- Job
In the material below, find each line holding the string "Score" and copy it.

- Given information
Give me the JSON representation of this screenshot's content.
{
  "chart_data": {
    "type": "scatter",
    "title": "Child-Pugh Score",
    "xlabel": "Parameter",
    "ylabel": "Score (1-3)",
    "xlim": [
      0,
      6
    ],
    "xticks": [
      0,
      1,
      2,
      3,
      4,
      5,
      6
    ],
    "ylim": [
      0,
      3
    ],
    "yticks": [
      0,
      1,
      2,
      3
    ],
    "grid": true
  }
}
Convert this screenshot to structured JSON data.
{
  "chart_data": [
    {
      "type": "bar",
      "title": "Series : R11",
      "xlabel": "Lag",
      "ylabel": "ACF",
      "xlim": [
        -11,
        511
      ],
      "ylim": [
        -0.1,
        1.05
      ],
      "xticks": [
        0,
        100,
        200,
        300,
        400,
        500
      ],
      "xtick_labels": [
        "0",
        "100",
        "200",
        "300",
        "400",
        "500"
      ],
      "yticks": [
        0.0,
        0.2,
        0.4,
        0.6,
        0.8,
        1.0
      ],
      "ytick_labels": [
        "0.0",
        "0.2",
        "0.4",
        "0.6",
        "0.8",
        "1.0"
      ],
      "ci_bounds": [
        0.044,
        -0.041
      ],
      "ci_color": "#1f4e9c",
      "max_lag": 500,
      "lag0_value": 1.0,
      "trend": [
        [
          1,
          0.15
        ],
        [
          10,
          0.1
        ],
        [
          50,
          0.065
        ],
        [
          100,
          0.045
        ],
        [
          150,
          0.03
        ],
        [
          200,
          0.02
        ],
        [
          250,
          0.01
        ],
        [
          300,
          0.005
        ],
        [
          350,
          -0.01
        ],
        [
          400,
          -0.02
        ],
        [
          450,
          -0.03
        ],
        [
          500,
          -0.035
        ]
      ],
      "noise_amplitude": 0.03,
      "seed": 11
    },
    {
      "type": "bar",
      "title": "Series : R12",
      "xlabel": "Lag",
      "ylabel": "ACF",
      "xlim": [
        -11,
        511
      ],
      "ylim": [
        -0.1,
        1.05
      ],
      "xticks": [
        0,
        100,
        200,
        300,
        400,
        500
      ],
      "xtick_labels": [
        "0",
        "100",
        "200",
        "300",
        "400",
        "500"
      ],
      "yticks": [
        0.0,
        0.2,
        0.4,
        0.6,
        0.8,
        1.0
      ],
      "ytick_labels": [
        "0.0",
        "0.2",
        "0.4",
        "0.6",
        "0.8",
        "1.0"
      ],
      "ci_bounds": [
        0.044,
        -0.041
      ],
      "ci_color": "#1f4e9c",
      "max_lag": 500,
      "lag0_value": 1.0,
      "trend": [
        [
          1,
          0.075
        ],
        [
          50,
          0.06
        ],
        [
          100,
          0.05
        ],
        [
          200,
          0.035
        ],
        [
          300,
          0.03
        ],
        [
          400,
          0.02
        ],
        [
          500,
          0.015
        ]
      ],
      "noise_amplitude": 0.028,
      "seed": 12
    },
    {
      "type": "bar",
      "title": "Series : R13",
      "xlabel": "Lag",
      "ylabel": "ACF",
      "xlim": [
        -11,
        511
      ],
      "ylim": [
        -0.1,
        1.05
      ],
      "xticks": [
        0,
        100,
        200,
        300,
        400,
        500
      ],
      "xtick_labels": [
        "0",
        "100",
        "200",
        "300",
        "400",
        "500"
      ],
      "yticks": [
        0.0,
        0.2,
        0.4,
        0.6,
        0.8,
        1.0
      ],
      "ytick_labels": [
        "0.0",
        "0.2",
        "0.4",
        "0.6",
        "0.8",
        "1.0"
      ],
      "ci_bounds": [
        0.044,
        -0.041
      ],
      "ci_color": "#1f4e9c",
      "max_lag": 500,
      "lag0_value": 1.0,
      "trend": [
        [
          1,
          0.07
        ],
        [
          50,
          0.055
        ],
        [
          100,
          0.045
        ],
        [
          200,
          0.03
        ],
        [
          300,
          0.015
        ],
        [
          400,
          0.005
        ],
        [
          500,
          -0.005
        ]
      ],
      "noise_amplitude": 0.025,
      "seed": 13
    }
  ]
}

- Solution for this problem
    "title": "Child-Pugh Score",
    "ylabel": "Score (1-3)",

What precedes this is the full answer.